== SET TASK ==
State the number of lines in these records holding "ಇತರರ". Say nothing more.

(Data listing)
------------------------------------------------------------

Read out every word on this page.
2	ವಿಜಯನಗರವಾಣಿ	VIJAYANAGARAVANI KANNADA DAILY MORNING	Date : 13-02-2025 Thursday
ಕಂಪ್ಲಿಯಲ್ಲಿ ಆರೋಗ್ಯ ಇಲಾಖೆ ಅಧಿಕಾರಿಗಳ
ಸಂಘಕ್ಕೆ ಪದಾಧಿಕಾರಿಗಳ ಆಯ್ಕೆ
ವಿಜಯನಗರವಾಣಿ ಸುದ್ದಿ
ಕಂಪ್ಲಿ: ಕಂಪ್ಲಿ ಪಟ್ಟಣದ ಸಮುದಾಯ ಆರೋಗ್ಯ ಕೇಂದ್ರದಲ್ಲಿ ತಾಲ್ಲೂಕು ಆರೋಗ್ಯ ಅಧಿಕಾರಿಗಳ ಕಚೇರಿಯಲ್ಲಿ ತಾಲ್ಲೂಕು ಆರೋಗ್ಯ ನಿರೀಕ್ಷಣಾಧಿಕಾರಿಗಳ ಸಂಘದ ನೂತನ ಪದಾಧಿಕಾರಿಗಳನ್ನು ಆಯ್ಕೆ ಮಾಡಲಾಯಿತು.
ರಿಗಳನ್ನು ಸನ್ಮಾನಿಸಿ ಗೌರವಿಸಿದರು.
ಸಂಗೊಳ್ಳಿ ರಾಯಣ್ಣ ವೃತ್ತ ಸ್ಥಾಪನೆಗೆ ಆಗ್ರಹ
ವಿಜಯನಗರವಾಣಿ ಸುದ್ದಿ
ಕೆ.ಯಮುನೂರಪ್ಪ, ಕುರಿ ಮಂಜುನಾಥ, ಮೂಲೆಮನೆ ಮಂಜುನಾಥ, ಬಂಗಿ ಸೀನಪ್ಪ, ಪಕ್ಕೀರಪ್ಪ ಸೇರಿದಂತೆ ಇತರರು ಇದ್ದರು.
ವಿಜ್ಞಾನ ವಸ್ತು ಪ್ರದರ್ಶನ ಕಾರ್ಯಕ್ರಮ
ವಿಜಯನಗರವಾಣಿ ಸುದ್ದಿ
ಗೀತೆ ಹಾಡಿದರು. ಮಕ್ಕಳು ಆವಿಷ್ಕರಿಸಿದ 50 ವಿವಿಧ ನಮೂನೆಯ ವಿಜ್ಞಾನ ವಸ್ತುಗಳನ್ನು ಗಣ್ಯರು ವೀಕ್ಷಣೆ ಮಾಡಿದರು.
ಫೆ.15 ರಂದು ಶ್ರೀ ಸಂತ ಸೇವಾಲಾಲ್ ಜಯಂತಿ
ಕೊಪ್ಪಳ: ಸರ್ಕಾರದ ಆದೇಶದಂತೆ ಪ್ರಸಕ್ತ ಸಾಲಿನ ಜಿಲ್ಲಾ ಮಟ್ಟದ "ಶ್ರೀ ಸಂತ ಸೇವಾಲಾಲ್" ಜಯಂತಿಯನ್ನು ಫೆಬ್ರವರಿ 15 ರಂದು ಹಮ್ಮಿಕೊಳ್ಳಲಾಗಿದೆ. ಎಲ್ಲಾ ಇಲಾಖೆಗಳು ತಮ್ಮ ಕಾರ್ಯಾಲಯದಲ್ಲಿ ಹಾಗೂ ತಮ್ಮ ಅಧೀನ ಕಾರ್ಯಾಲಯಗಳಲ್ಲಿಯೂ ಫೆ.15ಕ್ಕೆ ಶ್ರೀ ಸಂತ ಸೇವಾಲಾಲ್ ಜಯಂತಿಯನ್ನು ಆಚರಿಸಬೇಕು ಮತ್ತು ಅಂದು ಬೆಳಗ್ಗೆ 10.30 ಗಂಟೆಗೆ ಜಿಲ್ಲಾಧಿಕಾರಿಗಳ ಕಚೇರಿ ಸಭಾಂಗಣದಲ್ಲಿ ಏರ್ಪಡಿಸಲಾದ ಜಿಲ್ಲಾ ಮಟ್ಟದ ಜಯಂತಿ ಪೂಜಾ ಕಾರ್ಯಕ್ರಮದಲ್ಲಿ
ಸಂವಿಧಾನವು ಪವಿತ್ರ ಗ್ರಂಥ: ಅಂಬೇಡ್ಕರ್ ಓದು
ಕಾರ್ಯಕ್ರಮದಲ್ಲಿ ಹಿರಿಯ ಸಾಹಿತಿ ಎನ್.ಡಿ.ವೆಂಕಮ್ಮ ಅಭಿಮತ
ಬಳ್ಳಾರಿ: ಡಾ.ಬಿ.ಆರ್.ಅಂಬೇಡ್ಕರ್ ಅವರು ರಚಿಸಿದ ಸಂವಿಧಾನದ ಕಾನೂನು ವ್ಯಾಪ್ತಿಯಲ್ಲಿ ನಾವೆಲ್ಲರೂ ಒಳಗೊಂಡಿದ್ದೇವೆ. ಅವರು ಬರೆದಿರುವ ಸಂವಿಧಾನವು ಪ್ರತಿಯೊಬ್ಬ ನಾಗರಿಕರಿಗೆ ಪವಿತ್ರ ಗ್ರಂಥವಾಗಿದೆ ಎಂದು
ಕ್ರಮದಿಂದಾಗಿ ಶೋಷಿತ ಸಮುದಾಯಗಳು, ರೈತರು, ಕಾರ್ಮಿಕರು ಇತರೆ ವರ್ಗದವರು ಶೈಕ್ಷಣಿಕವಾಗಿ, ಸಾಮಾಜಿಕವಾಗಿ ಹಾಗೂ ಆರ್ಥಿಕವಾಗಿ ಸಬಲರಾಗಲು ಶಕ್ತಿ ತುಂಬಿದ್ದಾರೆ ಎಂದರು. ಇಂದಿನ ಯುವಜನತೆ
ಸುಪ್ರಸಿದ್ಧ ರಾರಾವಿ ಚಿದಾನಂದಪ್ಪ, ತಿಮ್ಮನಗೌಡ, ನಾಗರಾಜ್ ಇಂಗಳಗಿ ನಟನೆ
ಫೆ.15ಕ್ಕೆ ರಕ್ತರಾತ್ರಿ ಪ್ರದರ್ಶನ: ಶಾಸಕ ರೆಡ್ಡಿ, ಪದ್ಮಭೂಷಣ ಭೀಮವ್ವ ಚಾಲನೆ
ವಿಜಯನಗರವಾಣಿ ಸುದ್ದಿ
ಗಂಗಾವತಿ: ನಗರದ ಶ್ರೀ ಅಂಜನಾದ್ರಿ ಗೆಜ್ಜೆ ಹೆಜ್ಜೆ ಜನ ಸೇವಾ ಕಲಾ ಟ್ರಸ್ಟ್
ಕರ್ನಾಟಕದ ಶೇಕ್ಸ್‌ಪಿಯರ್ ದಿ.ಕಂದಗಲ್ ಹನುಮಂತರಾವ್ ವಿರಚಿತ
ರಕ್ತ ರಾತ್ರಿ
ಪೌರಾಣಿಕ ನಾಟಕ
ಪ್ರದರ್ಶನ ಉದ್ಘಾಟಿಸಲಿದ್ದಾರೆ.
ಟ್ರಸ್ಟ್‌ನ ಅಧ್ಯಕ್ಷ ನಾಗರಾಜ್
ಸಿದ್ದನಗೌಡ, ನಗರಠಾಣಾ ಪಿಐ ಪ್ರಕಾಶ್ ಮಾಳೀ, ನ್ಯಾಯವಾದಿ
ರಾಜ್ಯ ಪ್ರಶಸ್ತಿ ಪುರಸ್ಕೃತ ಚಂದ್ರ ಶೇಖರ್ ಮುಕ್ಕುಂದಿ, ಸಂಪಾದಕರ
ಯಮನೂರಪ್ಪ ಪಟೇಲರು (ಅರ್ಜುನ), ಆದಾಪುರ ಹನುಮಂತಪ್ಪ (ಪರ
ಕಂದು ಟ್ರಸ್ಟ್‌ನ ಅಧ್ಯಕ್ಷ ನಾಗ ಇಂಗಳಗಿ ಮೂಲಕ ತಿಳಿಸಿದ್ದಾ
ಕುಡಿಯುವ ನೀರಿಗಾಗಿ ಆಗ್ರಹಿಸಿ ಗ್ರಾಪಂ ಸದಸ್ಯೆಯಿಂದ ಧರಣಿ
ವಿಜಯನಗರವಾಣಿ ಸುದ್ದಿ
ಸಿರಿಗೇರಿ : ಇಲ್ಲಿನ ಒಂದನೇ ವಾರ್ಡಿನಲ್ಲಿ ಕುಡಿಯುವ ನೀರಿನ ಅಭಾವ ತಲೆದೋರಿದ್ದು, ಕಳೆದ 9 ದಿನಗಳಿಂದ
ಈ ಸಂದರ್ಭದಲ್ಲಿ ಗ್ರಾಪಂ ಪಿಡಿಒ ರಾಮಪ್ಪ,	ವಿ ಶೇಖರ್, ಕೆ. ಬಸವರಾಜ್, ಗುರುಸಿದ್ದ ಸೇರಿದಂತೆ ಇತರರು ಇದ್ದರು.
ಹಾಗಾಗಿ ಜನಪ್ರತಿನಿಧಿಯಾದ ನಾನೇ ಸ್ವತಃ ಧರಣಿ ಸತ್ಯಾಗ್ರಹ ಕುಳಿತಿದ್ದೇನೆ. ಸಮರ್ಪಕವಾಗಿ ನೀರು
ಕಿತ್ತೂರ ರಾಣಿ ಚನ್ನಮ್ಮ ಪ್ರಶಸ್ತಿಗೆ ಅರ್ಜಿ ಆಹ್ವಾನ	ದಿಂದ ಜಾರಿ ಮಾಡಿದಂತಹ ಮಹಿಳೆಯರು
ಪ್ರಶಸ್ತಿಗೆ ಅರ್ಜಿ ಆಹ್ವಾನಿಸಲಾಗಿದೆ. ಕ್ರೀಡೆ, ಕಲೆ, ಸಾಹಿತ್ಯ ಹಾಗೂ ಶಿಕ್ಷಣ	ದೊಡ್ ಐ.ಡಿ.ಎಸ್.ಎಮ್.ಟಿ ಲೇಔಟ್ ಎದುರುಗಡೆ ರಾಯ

------------------------------------------------------------

== THE OUTPUT ==
2